▶ _Problem description_: Provide the records once more, identical to the original.

Saved entries:
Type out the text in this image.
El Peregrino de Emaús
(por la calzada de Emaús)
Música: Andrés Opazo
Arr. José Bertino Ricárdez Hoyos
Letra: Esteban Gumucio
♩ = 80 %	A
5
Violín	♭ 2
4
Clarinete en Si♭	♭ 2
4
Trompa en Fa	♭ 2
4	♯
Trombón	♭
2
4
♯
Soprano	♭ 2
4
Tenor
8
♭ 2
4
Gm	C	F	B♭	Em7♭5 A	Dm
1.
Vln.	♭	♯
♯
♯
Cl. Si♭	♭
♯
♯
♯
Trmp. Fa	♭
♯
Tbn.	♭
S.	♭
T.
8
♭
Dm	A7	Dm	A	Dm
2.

▶ _Response to this task_:
Type out the text in this image.
El Peregrino de Emaús
(por la calzada de Emaús)
Música: Andrés Opazo
Arr. José Bertino Ricárdez Hoyos
Letra: Esteban Gumucio
♩ = 80 %	A
5
Violín	♭ 2
4
Clarinete en Si♭	♭ 2
4
Trompa en Fa	♭ 2
4	♯
Trombón	♭
2
4
♯
Soprano	♭ 2
4
Tenor
8
♭ 2
4
Gm	C	F	B♭	Em7♭5 A	Dm
1.
Vln.	♭	♯
♯
♯
Cl. Si♭	♭
♯
♯
♯
Trmp. Fa	♭
♯
Tbn.	♭
S.	♭
T.
8
♭
Dm	A7	Dm	A	Dm
2.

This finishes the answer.